Do this - Could you write out the records below exactly as they appear?

Entries provided -
⟨

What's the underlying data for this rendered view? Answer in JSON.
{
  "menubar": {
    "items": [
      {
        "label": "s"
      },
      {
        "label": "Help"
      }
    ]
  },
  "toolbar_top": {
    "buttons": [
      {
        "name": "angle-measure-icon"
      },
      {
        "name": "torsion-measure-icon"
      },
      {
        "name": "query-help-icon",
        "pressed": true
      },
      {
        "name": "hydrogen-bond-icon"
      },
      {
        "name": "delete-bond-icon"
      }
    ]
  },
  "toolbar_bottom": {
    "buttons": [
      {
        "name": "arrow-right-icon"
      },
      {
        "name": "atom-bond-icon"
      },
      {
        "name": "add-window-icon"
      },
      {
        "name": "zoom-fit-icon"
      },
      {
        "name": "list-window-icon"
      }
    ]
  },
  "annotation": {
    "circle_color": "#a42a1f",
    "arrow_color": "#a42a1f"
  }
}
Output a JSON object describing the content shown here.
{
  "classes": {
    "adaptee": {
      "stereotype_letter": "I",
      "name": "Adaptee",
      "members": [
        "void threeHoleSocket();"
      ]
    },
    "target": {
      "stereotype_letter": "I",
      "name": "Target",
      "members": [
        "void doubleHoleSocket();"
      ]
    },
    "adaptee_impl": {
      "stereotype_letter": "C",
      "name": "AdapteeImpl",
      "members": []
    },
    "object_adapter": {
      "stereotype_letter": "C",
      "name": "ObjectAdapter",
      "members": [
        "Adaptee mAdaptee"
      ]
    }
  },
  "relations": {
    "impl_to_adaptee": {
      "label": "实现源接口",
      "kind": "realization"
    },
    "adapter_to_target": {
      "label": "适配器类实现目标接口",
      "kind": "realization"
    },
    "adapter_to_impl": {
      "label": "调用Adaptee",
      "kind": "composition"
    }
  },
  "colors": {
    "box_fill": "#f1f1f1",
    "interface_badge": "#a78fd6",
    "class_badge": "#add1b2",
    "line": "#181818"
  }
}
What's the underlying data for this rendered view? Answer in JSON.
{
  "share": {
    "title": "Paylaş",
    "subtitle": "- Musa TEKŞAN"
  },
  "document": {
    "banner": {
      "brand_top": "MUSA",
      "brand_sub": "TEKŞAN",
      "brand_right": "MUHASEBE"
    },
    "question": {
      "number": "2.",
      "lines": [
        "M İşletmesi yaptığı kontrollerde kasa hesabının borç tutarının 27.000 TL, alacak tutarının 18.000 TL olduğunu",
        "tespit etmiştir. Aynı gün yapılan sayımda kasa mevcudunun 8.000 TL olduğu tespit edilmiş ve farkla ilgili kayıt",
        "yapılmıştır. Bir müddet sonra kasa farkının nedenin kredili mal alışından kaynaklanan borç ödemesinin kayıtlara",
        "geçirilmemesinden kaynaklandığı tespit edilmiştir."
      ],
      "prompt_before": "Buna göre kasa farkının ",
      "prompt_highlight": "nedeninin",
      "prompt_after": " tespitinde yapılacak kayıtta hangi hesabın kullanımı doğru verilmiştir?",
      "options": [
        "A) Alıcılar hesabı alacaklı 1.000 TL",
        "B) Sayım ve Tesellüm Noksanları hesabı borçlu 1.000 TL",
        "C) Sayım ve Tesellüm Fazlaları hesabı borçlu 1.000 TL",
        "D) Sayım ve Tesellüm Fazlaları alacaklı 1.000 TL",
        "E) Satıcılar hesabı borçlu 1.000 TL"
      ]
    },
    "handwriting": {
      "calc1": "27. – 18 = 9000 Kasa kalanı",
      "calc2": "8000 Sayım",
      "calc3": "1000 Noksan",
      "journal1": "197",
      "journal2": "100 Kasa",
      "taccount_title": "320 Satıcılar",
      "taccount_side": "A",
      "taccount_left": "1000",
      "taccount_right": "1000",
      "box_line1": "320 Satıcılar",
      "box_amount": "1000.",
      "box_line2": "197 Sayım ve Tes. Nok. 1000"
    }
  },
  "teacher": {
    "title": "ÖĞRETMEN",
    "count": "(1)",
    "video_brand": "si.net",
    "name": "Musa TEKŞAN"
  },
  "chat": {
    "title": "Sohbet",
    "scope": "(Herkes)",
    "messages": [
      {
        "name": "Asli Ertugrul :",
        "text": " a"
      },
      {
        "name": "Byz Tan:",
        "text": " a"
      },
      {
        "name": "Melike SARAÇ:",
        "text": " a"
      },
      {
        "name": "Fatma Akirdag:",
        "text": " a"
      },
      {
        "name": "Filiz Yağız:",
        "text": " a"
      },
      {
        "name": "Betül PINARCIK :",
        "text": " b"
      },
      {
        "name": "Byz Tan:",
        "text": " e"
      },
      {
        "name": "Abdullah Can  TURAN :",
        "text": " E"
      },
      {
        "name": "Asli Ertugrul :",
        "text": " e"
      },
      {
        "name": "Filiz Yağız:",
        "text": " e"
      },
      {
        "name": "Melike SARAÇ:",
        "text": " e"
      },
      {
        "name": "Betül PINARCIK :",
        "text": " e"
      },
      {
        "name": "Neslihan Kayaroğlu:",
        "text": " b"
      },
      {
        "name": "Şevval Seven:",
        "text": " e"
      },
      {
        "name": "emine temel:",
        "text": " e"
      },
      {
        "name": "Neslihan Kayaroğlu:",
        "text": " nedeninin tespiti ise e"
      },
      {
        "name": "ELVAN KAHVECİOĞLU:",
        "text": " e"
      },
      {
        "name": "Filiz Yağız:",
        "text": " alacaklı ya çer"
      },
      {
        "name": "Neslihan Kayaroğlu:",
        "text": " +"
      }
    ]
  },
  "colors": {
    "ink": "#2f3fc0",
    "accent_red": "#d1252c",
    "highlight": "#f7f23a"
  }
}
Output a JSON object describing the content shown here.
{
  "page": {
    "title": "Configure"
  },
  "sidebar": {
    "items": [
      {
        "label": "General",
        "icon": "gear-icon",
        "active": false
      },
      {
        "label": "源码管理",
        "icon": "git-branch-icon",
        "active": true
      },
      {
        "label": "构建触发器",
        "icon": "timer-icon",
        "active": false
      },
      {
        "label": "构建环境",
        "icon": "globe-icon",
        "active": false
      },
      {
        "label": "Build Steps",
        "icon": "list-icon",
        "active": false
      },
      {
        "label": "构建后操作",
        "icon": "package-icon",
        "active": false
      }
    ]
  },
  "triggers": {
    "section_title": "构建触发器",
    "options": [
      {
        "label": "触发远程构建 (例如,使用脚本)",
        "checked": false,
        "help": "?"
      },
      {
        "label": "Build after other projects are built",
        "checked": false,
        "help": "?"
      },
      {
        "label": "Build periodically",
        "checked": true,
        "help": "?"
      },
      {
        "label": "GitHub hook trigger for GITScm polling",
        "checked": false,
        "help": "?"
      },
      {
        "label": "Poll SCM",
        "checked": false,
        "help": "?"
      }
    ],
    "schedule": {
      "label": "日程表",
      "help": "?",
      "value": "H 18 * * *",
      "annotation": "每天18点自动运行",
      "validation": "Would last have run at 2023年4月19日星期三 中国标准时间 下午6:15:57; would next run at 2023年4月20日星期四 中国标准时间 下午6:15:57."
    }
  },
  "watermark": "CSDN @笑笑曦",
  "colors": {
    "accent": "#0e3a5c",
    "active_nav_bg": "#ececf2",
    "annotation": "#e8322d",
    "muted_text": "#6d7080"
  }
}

⟩

Written answer -
What's the underlying data for this rendered view? Answer in JSON.
{
  "menubar": {
    "items": [
      {
        "label": "s"
      },
      {
        "label": "Help"
      }
    ]
  },
  "toolbar_top": {
    "buttons": [
      {
        "name": "angle-measure-icon"
      },
      {
        "name": "torsion-measure-icon"
      },
      {
        "name": "query-help-icon",
        "pressed": true
      },
      {
        "name": "hydrogen-bond-icon"
      },
      {
        "name": "delete-bond-icon"
      }
    ]
  },
  "toolbar_bottom": {
    "buttons": [
      {
        "name": "arrow-right-icon"
      },
      {
        "name": "atom-bond-icon"
      },
      {
        "name": "add-window-icon"
      },
      {
        "name": "zoom-fit-icon"
      },
      {
        "name": "list-window-icon"
      }
    ]
  },
  "annotation": {
    "circle_color": "#a42a1f",
    "arrow_color": "#a42a1f"
  }
}
Output a JSON object describing the content shown here.
{
  "classes": {
    "adaptee": {
      "stereotype_letter": "I",
      "name": "Adaptee",
      "members": [
        "void threeHoleSocket();"
      ]
    },
    "target": {
      "stereotype_letter": "I",
      "name": "Target",
      "members": [
        "void doubleHoleSocket();"
      ]
    },
    "adaptee_impl": {
      "stereotype_letter": "C",
      "name": "AdapteeImpl",
      "members": []
    },
    "object_adapter": {
      "stereotype_letter": "C",
      "name": "ObjectAdapter",
      "members": [
        "Adaptee mAdaptee"
      ]
    }
  },
  "relations": {
    "impl_to_adaptee": {
      "label": "实现源接口",
      "kind": "realization"
    },
    "adapter_to_target": {
      "label": "适配器类实现目标接口",
      "kind": "realization"
    },
    "adapter_to_impl": {
      "label": "调用Adaptee",
      "kind": "composition"
    }
  },
  "colors": {
    "box_fill": "#f1f1f1",
    "interface_badge": "#a78fd6",
    "class_badge": "#add1b2",
    "line": "#181818"
  }
}
What's the underlying data for this rendered view? Answer in JSON.
{
  "share": {
    "title": "Paylaş",
    "subtitle": "- Musa TEKŞAN"
  },
  "document": {
    "banner": {
      "brand_top": "MUSA",
      "brand_sub": "TEKŞAN",
      "brand_right": "MUHASEBE"
    },
    "question": {
      "number": "2.",
      "lines": [
        "M İşletmesi yaptığı kontrollerde kasa hesabının borç tutarının 27.000 TL, alacak tutarının 18.000 TL olduğunu",
        "tespit etmiştir. Aynı gün yapılan sayımda kasa mevcudunun 8.000 TL olduğu tespit edilmiş ve farkla ilgili kayıt",
        "yapılmıştır. Bir müddet sonra kasa farkının nedenin kredili mal alışından kaynaklanan borç ödemesinin kayıtlara",
        "geçirilmemesinden kaynaklandığı tespit edilmiştir."
      ],
      "prompt_before": "Buna göre kasa farkının ",
      "prompt_highlight": "nedeninin",
      "prompt_after": " tespitinde yapılacak kayıtta hangi hesabın kullanımı doğru verilmiştir?",
      "options": [
        "A) Alıcılar hesabı alacaklı 1.000 TL",
        "B) Sayım ve Tesellüm Noksanları hesabı borçlu 1.000 TL",
        "C) Sayım ve Tesellüm Fazlaları hesabı borçlu 1.000 TL",
        "D) Sayım ve Tesellüm Fazlaları alacaklı 1.000 TL",
        "E) Satıcılar hesabı borçlu 1.000 TL"
      ]
    },
    "handwriting": {
      "calc1": "27. – 18 = 9000 Kasa kalanı",
      "calc2": "8000 Sayım",
      "calc3": "1000 Noksan",
      "journal1": "197",
      "journal2": "100 Kasa",
      "taccount_title": "320 Satıcılar",
      "taccount_side": "A",
      "taccount_left": "1000",
      "taccount_right": "1000",
      "box_line1": "320 Satıcılar",
      "box_amount": "1000.",
      "box_line2": "197 Sayım ve Tes. Nok. 1000"
    }
  },
  "teacher": {
    "title": "ÖĞRETMEN",
    "count": "(1)",
    "video_brand": "si.net",
    "name": "Musa TEKŞAN"
  },
  "chat": {
    "title": "Sohbet",
    "scope": "(Herkes)",
    "messages": [
      {
        "name": "Asli Ertugrul :",
        "text": " a"
      },
      {
        "name": "Byz Tan:",
        "text": " a"
      },
      {
        "name": "Melike SARAÇ:",
        "text": " a"
      },
      {
        "name": "Fatma Akirdag:",
        "text": " a"
      },
      {
        "name": "Filiz Yağız:",
        "text": " a"
      },
      {
        "name": "Betül PINARCIK :",
        "text": " b"
      },
      {
        "name": "Byz Tan:",
        "text": " e"
      },
      {
        "name": "Abdullah Can  TURAN :",
        "text": " E"
      },
      {
        "name": "Asli Ertugrul :",
        "text": " e"
      },
      {
        "name": "Filiz Yağız:",
        "text": " e"
      },
      {
        "name": "Melike SARAÇ:",
        "text": " e"
      },
      {
        "name": "Betül PINARCIK :",
        "text": " e"
      },
      {
        "name": "Neslihan Kayaroğlu:",
        "text": " b"
      },
      {
        "name": "Şevval Seven:",
        "text": " e"
      },
      {
        "name": "emine temel:",
        "text": " e"
      },
      {
        "name": "Neslihan Kayaroğlu:",
        "text": " nedeninin tespiti ise e"
      },
      {
        "name": "ELVAN KAHVECİOĞLU:",
        "text": " e"
      },
      {
        "name": "Filiz Yağız:",
        "text": " alacaklı ya çer"
      },
      {
        "name": "Neslihan Kayaroğlu:",
        "text": " +"
      }
    ]
  },
  "colors": {
    "ink": "#2f3fc0",
    "accent_red": "#d1252c",
    "highlight": "#f7f23a"
  }
}
Output a JSON object describing the content shown here.
{
  "page": {
    "title": "Configure"
  },
  "sidebar": {
    "items": [
      {
        "label": "General",
        "icon": "gear-icon",
        "active": false
      },
      {
        "label": "源码管理",
        "icon": "git-branch-icon",
        "active": true
      },
      {
        "label": "构建触发器",
        "icon": "timer-icon",
        "active": false
      },
      {
        "label": "构建环境",
        "icon": "globe-icon",
        "active": false
      },
      {
        "label": "Build Steps",
        "icon": "list-icon",
        "active": false
      },
      {
        "label": "构建后操作",
        "icon": "package-icon",
        "active": false
      }
    ]
  },
  "triggers": {
    "section_title": "构建触发器",
    "options": [
      {
        "label": "触发远程构建 (例如,使用脚本)",
        "checked": false,
        "help": "?"
      },
      {
        "label": "Build after other projects are built",
        "checked": false,
        "help": "?"
      },
      {
        "label": "Build periodically",
        "checked": true,
        "help": "?"
      },
      {
        "label": "GitHub hook trigger for GITScm polling",
        "checked": false,
        "help": "?"
      },
      {
        "label": "Poll SCM",
        "checked": false,
        "help": "?"
      }
    ],
    "schedule": {
      "label": "日程表",
      "help": "?",
      "value": "H 18 * * *",
      "annotation": "每天18点自动运行",
      "validation": "Would last have run at 2023年4月19日星期三 中国标准时间 下午6:15:57; would next run at 2023年4月20日星期四 中国标准时间 下午6:15:57."
    }
  },
  "watermark": "CSDN @笑笑曦",
  "colors": {
    "accent": "#0e3a5c",
    "active_nav_bg": "#ececf2",
    "annotation": "#e8322d",
    "muted_text": "#6d7080"
  }
}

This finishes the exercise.